SHORT TASK: Retype the material in full, keeping every word the same.

[Structured figure records]
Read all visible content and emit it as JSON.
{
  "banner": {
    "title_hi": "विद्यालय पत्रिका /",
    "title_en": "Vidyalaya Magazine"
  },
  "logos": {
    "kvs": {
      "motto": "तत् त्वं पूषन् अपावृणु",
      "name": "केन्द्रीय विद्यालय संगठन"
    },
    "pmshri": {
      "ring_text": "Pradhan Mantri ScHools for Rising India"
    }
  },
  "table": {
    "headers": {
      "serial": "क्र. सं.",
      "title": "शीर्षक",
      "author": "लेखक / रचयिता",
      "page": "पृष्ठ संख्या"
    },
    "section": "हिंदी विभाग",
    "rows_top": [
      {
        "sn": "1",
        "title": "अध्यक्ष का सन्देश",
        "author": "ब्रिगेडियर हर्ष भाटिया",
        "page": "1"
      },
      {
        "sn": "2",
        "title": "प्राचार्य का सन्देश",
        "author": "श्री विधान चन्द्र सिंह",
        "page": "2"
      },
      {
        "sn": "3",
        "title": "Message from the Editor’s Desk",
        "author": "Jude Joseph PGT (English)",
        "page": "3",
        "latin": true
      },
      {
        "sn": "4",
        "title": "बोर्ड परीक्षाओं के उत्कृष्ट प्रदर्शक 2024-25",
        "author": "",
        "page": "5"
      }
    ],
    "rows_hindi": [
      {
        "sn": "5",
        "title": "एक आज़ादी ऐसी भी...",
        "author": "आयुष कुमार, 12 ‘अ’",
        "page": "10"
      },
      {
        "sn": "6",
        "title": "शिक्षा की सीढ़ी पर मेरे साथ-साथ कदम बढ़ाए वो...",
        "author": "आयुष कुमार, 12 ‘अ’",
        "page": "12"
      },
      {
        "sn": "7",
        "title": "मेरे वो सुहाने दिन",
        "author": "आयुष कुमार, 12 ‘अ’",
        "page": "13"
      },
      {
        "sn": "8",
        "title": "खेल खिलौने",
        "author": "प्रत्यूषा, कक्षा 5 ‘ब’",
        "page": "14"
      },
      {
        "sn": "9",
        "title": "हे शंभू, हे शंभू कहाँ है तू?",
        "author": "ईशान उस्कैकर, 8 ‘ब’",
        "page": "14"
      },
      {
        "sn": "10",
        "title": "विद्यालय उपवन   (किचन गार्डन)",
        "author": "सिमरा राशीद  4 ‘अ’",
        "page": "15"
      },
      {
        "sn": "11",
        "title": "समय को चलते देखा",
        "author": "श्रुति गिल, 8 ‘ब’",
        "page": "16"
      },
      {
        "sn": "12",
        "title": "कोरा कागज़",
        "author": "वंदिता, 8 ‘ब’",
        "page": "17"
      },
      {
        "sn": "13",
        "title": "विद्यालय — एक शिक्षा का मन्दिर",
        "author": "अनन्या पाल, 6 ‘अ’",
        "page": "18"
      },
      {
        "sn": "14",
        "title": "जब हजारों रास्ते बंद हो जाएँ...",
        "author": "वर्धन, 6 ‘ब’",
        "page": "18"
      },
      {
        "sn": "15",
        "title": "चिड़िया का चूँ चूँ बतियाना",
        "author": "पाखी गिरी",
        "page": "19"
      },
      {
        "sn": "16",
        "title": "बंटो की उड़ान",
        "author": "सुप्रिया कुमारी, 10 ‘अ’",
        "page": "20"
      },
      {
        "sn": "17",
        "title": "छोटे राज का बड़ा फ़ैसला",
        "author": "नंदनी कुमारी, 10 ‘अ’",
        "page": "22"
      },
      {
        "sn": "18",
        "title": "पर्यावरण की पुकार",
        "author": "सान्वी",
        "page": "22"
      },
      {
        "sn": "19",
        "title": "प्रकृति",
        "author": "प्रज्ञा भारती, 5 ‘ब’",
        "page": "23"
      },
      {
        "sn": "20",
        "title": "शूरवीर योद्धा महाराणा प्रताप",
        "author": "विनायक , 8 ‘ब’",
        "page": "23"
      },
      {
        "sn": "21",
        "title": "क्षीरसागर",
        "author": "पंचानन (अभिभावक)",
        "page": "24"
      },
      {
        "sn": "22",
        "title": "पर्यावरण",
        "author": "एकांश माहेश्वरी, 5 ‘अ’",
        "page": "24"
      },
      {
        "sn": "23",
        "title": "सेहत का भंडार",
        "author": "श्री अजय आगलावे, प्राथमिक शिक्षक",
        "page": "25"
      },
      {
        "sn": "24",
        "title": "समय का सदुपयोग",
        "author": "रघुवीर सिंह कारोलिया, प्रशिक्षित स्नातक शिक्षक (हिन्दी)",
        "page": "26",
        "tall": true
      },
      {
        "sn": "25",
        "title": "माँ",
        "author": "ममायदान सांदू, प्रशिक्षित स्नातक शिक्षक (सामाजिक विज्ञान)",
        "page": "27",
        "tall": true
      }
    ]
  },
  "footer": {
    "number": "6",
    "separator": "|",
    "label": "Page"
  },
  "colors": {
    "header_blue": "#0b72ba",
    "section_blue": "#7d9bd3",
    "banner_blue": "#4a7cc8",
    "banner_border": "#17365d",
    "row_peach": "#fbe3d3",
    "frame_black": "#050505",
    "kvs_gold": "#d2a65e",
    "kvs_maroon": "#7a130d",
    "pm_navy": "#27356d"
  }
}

RESPONSE:
Read all visible content and emit it as JSON.
{
  "banner": {
    "title_hi": "विद्यालय पत्रिका /",
    "title_en": "Vidyalaya Magazine"
  },
  "logos": {
    "kvs": {
      "motto": "तत् त्वं पूषन् अपावृणु",
      "name": "केन्द्रीय विद्यालय संगठन"
    },
    "pmshri": {
      "ring_text": "Pradhan Mantri ScHools for Rising India"
    }
  },
  "table": {
    "headers": {
      "serial": "क्र. सं.",
      "title": "शीर्षक",
      "author": "लेखक / रचयिता",
      "page": "पृष्ठ संख्या"
    },
    "section": "हिंदी विभाग",
    "rows_top": [
      {
        "sn": "1",
        "title": "अध्यक्ष का सन्देश",
        "author": "ब्रिगेडियर हर्ष भाटिया",
        "page": "1"
      },
      {
        "sn": "2",
        "title": "प्राचार्य का सन्देश",
        "author": "श्री विधान चन्द्र सिंह",
        "page": "2"
      },
      {
        "sn": "3",
        "title": "Message from the Editor’s Desk",
        "author": "Jude Joseph PGT (English)",
        "page": "3",
        "latin": true
      },
      {
        "sn": "4",
        "title": "बोर्ड परीक्षाओं के उत्कृष्ट प्रदर्शक 2024-25",
        "author": "",
        "page": "5"
      }
    ],
    "rows_hindi": [
      {
        "sn": "5",
        "title": "एक आज़ादी ऐसी भी...",
        "author": "आयुष कुमार, 12 ‘अ’",
        "page": "10"
      },
      {
        "sn": "6",
        "title": "शिक्षा की सीढ़ी पर मेरे साथ-साथ कदम बढ़ाए वो...",
        "author": "आयुष कुमार, 12 ‘अ’",
        "page": "12"
      },
      {
        "sn": "7",
        "title": "मेरे वो सुहाने दिन",
        "author": "आयुष कुमार, 12 ‘अ’",
        "page": "13"
      },
      {
        "sn": "8",
        "title": "खेल खिलौने",
        "author": "प्रत्यूषा, कक्षा 5 ‘ब’",
        "page": "14"
      },
      {
        "sn": "9",
        "title": "हे शंभू, हे शंभू कहाँ है तू?",
        "author": "ईशान उस्कैकर, 8 ‘ब’",
        "page": "14"
      },
      {
        "sn": "10",
        "title": "विद्यालय उपवन   (किचन गार्डन)",
        "author": "सिमरा राशीद  4 ‘अ’",
        "page": "15"
      },
      {
        "sn": "11",
        "title": "समय को चलते देखा",
        "author": "श्रुति गिल, 8 ‘ब’",
        "page": "16"
      },
      {
        "sn": "12",
        "title": "कोरा कागज़",
        "author": "वंदिता, 8 ‘ब’",
        "page": "17"
      },
      {
        "sn": "13",
        "title": "विद्यालय — एक शिक्षा का मन्दिर",
        "author": "अनन्या पाल, 6 ‘अ’",
        "page": "18"
      },
      {
        "sn": "14",
        "title": "जब हजारों रास्ते बंद हो जाएँ...",
        "author": "वर्धन, 6 ‘ब’",
        "page": "18"
      },
      {
        "sn": "15",
        "title": "चिड़िया का चूँ चूँ बतियाना",
        "author": "पाखी गिरी",
        "page": "19"
      },
      {
        "sn": "16",
        "title": "बंटो की उड़ान",
        "author": "सुप्रिया कुमारी, 10 ‘अ’",
        "page": "20"
      },
      {
        "sn": "17",
        "title": "छोटे राज का बड़ा फ़ैसला",
        "author": "नंदनी कुमारी, 10 ‘अ’",
        "page": "22"
      },
      {
        "sn": "18",
        "title": "पर्यावरण की पुकार",
        "author": "सान्वी",
        "page": "22"
      },
      {
        "sn": "19",
        "title": "प्रकृति",
        "author": "प्रज्ञा भारती, 5 ‘ब’",
        "page": "23"
      },
      {
        "sn": "20",
        "title": "शूरवीर योद्धा महाराणा प्रताप",
        "author": "विनायक , 8 ‘ब’",
        "page": "23"
      },
      {
        "sn": "21",
        "title": "क्षीरसागर",
        "author": "पंचानन (अभिभावक)",
        "page": "24"
      },
      {
        "sn": "22",
        "title": "पर्यावरण",
        "author": "एकांश माहेश्वरी, 5 ‘अ’",
        "page": "24"
      },
      {
        "sn": "23",
        "title": "सेहत का भंडार",
        "author": "श्री अजय आगलावे, प्राथमिक शिक्षक",
        "page": "25"
      },
      {
        "sn": "24",
        "title": "समय का सदुपयोग",
        "author": "रघुवीर सिंह कारोलिया, प्रशिक्षित स्नातक शिक्षक (हिन्दी)",
        "page": "26",
        "tall": true
      },
      {
        "sn": "25",
        "title": "माँ",
        "author": "ममायदान सांदू, प्रशिक्षित स्नातक शिक्षक (सामाजिक विज्ञान)",
        "page": "27",
        "tall": true
      }
    ]
  },
  "footer": {
    "number": "6",
    "separator": "|",
    "label": "Page"
  },
  "colors": {
    "header_blue": "#0b72ba",
    "section_blue": "#7d9bd3",
    "banner_blue": "#4a7cc8",
    "banner_border": "#17365d",
    "row_peach": "#fbe3d3",
    "frame_black": "#050505",
    "kvs_gold": "#d2a65e",
    "kvs_maroon": "#7a130d",
    "pm_navy": "#27356d"
  }
}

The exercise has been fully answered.